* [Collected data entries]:
════════════════
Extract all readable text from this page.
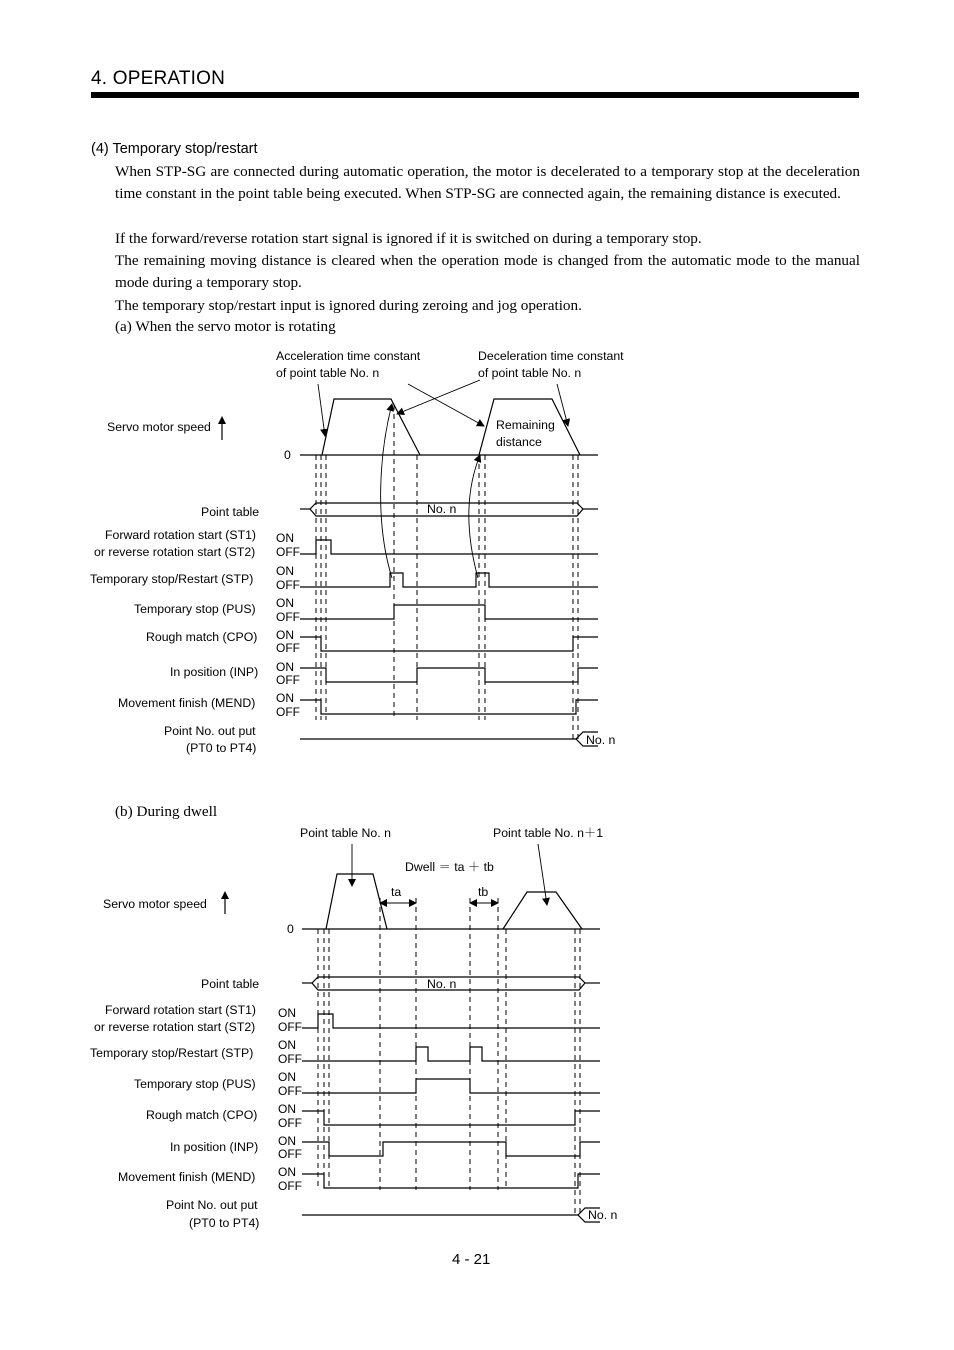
4. OPERATION
(4) Temporary stop/restart

When STP-SG are connected during automatic operation, the motor is decelerated to a temporary stop at the deceleration time constant in the point table being executed. When STP-SG are connected again, the remaining distance is executed.

If the forward/reverse rotation start signal is ignored if it is switched on during a temporary stop.

The remaining moving distance is cleared when the operation mode is changed from the automatic mode to the manual mode during a temporary stop.

The temporary stop/restart input is ignored during zeroing and jog operation.

(a) When the servo motor is rotating
Acceleration time constant
of point table No. n
Deceleration time constant
of point table No. n
Remaining
distance
Servo motor speed
0
Point table	No. n
Forward rotation start (ST1)
or reverse rotation start (ST2)
ON
OFF
Temporary stop/Restart (STP)
ON
OFF
Temporary stop (PUS) ON
OFF
Rough match (CPO) ON
OFF
In position (INP) ON
OFF
Movement finish (MEND) ON
OFF
Point No. out put
(PT0 to PT4)
No. n
(b) During dwell
Point table No. n	Point table No. n＋1
Dwell ＝ ta ＋ tb
ta	tb
Servo motor speed
0
Point table	No. n
Forward rotation start (ST1)
or reverse rotation start (ST2)
ON
OFF
Temporary stop/Restart (STP)
ON
OFF
Temporary stop (PUS) ON
OFF
Rough match (CPO) ON
OFF
In position (INP) ON
OFF
Movement finish (MEND) ON
OFF
Point No. out put
(PT0 to PT4)
No. n
4 - 21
════════════════
* [DIRECTION]: Quote all of the entries word for word, omitting any pictures.

* [TASK ANSWER]:
Extract all readable text from this page.
4. OPERATION
(4) Temporary stop/restart

When STP-SG are connected during automatic operation, the motor is decelerated to a temporary stop at the deceleration time constant in the point table being executed. When STP-SG are connected again, the remaining distance is executed.

If the forward/reverse rotation start signal is ignored if it is switched on during a temporary stop.

The remaining moving distance is cleared when the operation mode is changed from the automatic mode to the manual mode during a temporary stop.

The temporary stop/restart input is ignored during zeroing and jog operation.

(a) When the servo motor is rotating
Acceleration time constant
of point table No. n
Deceleration time constant
of point table No. n
Remaining
distance
Servo motor speed
0
Point table	No. n
Forward rotation start (ST1)
or reverse rotation start (ST2)
ON
OFF
Temporary stop/Restart (STP)
ON
OFF
Temporary stop (PUS) ON
OFF
Rough match (CPO) ON
OFF
In position (INP) ON
OFF
Movement finish (MEND) ON
OFF
Point No. out put
(PT0 to PT4)
No. n
(b) During dwell
Point table No. n	Point table No. n＋1
Dwell ＝ ta ＋ tb
ta	tb
Servo motor speed
0
Point table	No. n
Forward rotation start (ST1)
or reverse rotation start (ST2)
ON
OFF
Temporary stop/Restart (STP)
ON
OFF
Temporary stop (PUS) ON
OFF
Rough match (CPO) ON
OFF
In position (INP) ON
OFF
Movement finish (MEND) ON
OFF
Point No. out put
(PT0 to PT4)
No. n
4 - 21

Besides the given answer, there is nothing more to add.